**TASK GOAL:**
Pull out each line of the data that includes the word "many".

Data records:
====================
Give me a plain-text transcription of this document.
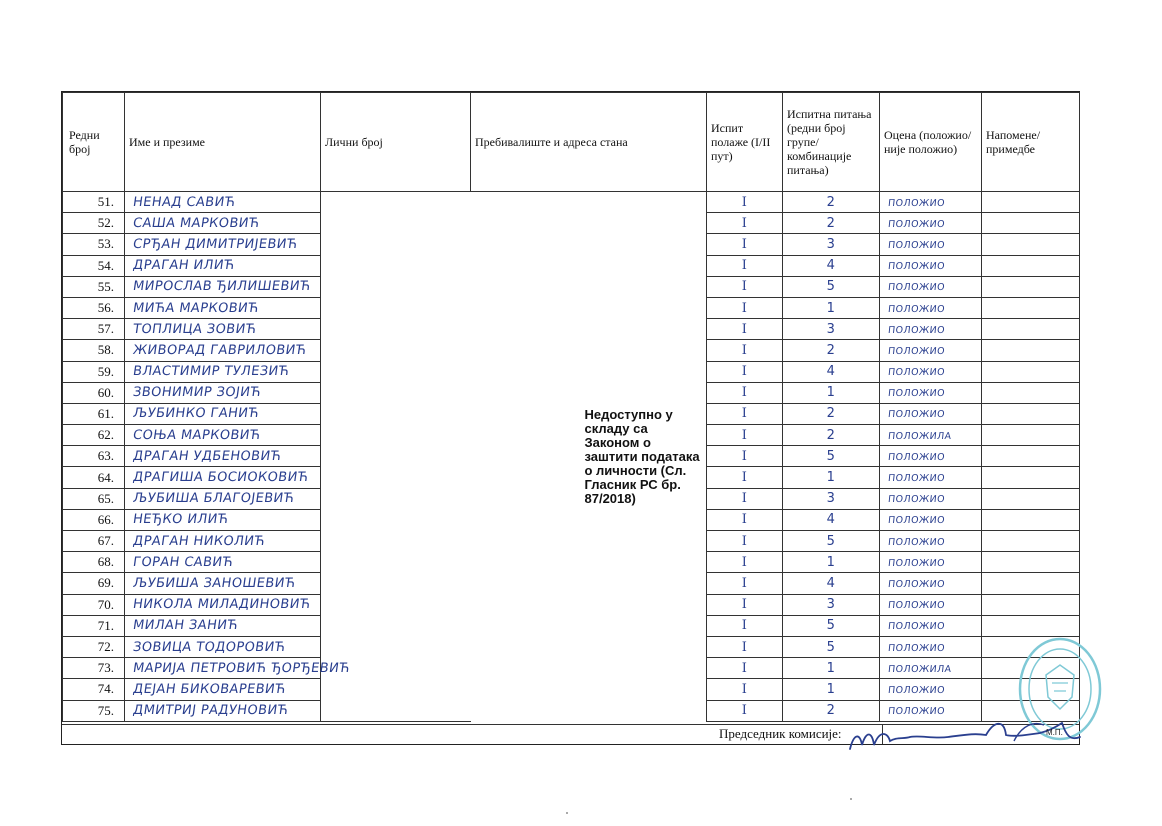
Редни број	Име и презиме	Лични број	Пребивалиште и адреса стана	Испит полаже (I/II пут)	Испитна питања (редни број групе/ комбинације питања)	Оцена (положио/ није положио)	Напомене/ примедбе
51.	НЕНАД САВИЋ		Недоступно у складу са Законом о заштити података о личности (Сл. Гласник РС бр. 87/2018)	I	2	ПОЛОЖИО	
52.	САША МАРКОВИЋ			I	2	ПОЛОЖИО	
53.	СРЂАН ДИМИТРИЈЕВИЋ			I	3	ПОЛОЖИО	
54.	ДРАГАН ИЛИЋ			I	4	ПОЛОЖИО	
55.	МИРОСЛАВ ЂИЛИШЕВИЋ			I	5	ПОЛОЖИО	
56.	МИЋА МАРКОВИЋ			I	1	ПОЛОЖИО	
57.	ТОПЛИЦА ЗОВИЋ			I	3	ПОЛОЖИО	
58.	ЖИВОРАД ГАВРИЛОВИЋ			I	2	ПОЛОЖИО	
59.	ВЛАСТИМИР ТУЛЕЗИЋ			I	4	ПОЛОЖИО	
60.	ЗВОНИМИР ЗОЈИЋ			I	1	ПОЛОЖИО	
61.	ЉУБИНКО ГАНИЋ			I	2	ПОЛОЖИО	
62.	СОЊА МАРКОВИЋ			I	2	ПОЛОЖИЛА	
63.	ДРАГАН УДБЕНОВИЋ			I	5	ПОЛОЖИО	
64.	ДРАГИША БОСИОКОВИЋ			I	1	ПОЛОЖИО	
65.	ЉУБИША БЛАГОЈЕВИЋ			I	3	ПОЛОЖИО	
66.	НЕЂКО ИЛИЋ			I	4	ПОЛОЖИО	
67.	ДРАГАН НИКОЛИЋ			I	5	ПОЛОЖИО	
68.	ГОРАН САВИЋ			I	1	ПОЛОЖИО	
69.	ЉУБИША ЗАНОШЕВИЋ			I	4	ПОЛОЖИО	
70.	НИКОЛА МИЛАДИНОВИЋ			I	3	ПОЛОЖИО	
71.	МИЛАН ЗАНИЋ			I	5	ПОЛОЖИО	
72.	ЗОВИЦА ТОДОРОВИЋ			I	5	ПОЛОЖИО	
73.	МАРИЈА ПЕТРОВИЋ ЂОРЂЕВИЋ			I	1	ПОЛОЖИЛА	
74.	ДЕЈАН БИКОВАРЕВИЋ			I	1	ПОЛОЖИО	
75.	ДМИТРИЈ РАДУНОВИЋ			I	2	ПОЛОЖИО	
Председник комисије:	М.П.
====================
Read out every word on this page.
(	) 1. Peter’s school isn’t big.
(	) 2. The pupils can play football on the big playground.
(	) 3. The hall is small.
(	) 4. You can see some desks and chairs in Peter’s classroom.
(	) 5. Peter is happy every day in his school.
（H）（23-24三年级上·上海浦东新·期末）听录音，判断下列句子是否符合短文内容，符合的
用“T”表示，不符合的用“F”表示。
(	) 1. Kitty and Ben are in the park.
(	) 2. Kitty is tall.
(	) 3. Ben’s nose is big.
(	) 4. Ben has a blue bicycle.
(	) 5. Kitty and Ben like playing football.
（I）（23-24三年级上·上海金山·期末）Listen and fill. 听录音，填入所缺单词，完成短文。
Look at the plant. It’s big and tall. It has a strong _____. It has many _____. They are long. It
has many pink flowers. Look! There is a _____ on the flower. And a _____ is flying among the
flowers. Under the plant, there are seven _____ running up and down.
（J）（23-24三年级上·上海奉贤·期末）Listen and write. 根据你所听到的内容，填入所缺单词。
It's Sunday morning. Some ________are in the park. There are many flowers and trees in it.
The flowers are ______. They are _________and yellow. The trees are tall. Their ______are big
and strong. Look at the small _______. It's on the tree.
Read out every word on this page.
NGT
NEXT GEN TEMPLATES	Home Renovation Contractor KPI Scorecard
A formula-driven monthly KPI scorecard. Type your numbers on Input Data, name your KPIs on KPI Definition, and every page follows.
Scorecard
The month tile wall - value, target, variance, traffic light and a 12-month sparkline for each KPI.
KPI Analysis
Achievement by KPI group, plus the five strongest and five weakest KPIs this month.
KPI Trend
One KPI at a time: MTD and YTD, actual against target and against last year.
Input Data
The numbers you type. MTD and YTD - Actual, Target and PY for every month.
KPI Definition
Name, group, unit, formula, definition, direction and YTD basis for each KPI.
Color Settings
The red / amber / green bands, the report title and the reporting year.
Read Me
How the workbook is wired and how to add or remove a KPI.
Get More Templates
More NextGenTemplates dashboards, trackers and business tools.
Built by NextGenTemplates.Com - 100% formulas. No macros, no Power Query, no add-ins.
====================
**WRITTEN RESPONSE:**
Look at the plant. It’s big and tall. It has a strong _____. It has many _____. They are long. It
has many pink flowers. Look! There is a _____ on the flower. And a _____ is flying among the
It's Sunday morning. Some ________are in the park. There are many flowers and trees in it.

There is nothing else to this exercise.